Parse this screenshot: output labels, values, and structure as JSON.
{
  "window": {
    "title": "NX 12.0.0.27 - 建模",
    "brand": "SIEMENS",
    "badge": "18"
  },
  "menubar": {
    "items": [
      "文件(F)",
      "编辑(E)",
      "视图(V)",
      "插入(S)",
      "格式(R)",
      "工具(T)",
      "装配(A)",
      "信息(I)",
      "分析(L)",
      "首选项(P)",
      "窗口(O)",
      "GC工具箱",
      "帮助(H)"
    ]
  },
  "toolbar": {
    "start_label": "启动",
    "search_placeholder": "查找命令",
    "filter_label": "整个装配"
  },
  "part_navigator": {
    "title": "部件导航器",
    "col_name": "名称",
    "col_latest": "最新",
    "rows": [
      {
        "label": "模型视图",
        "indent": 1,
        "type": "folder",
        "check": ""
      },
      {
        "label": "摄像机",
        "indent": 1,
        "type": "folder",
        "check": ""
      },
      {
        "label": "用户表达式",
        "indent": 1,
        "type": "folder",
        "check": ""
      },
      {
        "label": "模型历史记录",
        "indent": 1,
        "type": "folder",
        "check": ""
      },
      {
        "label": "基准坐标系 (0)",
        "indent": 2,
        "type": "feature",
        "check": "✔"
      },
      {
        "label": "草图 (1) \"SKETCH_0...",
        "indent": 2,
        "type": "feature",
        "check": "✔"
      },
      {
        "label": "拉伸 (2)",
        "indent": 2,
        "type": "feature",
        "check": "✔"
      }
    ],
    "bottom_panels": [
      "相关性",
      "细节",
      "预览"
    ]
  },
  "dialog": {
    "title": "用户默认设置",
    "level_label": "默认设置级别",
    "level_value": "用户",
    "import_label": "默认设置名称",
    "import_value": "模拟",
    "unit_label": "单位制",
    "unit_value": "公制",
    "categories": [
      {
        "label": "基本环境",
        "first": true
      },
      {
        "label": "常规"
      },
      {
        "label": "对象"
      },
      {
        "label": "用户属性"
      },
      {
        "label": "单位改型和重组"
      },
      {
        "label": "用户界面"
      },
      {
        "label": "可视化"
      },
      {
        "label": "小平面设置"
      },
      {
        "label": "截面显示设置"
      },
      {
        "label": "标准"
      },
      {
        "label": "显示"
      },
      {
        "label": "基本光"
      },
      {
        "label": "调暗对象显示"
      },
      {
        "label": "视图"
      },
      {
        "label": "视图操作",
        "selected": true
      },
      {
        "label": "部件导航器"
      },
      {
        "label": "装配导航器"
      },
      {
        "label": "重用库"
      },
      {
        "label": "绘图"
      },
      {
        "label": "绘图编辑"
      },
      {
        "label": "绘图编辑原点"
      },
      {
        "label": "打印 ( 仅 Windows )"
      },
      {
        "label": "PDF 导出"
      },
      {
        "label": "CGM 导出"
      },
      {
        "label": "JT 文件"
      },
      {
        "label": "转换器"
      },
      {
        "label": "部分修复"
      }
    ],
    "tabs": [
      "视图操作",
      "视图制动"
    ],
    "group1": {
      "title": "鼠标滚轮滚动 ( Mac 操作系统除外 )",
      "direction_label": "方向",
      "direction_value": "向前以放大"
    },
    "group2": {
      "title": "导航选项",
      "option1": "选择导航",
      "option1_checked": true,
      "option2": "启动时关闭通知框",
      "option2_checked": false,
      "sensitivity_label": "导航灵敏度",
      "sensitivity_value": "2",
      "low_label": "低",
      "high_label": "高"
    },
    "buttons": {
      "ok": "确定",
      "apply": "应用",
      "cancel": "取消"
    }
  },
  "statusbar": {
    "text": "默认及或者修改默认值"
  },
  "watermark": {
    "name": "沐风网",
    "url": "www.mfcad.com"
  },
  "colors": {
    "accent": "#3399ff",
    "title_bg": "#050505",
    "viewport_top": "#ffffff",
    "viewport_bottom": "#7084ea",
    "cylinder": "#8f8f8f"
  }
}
== == ==
● INSTRUCTIONS FOR THE TASK: Extract the complete listing above, reproducing each line exactly.

● FINAL RESULT:
Parse this screenshot: output labels, values, and structure as JSON.
{
  "window": {
    "title": "NX 12.0.0.27 - 建模",
    "brand": "SIEMENS",
    "badge": "18"
  },
  "menubar": {
    "items": [
      "文件(F)",
      "编辑(E)",
      "视图(V)",
      "插入(S)",
      "格式(R)",
      "工具(T)",
      "装配(A)",
      "信息(I)",
      "分析(L)",
      "首选项(P)",
      "窗口(O)",
      "GC工具箱",
      "帮助(H)"
    ]
  },
  "toolbar": {
    "start_label": "启动",
    "search_placeholder": "查找命令",
    "filter_label": "整个装配"
  },
  "part_navigator": {
    "title": "部件导航器",
    "col_name": "名称",
    "col_latest": "最新",
    "rows": [
      {
        "label": "模型视图",
        "indent": 1,
        "type": "folder",
        "check": ""
      },
      {
        "label": "摄像机",
        "indent": 1,
        "type": "folder",
        "check": ""
      },
      {
        "label": "用户表达式",
        "indent": 1,
        "type": "folder",
        "check": ""
      },
      {
        "label": "模型历史记录",
        "indent": 1,
        "type": "folder",
        "check": ""
      },
      {
        "label": "基准坐标系 (0)",
        "indent": 2,
        "type": "feature",
        "check": "✔"
      },
      {
        "label": "草图 (1) \"SKETCH_0...",
        "indent": 2,
        "type": "feature",
        "check": "✔"
      },
      {
        "label": "拉伸 (2)",
        "indent": 2,
        "type": "feature",
        "check": "✔"
      }
    ],
    "bottom_panels": [
      "相关性",
      "细节",
      "预览"
    ]
  },
  "dialog": {
    "title": "用户默认设置",
    "level_label": "默认设置级别",
    "level_value": "用户",
    "import_label": "默认设置名称",
    "import_value": "模拟",
    "unit_label": "单位制",
    "unit_value": "公制",
    "categories": [
      {
        "label": "基本环境",
        "first": true
      },
      {
        "label": "常规"
      },
      {
        "label": "对象"
      },
      {
        "label": "用户属性"
      },
      {
        "label": "单位改型和重组"
      },
      {
        "label": "用户界面"
      },
      {
        "label": "可视化"
      },
      {
        "label": "小平面设置"
      },
      {
        "label": "截面显示设置"
      },
      {
        "label": "标准"
      },
      {
        "label": "显示"
      },
      {
        "label": "基本光"
      },
      {
        "label": "调暗对象显示"
      },
      {
        "label": "视图"
      },
      {
        "label": "视图操作",
        "selected": true
      },
      {
        "label": "部件导航器"
      },
      {
        "label": "装配导航器"
      },
      {
        "label": "重用库"
      },
      {
        "label": "绘图"
      },
      {
        "label": "绘图编辑"
      },
      {
        "label": "绘图编辑原点"
      },
      {
        "label": "打印 ( 仅 Windows )"
      },
      {
        "label": "PDF 导出"
      },
      {
        "label": "CGM 导出"
      },
      {
        "label": "JT 文件"
      },
      {
        "label": "转换器"
      },
      {
        "label": "部分修复"
      }
    ],
    "tabs": [
      "视图操作",
      "视图制动"
    ],
    "group1": {
      "title": "鼠标滚轮滚动 ( Mac 操作系统除外 )",
      "direction_label": "方向",
      "direction_value": "向前以放大"
    },
    "group2": {
      "title": "导航选项",
      "option1": "选择导航",
      "option1_checked": true,
      "option2": "启动时关闭通知框",
      "option2_checked": false,
      "sensitivity_label": "导航灵敏度",
      "sensitivity_value": "2",
      "low_label": "低",
      "high_label": "高"
    },
    "buttons": {
      "ok": "确定",
      "apply": "应用",
      "cancel": "取消"
    }
  },
  "statusbar": {
    "text": "默认及或者修改默认值"
  },
  "watermark": {
    "name": "沐风网",
    "url": "www.mfcad.com"
  },
  "colors": {
    "accent": "#3399ff",
    "title_bg": "#050505",
    "viewport_top": "#ffffff",
    "viewport_bottom": "#7084ea",
    "cylinder": "#8f8f8f"
  }
}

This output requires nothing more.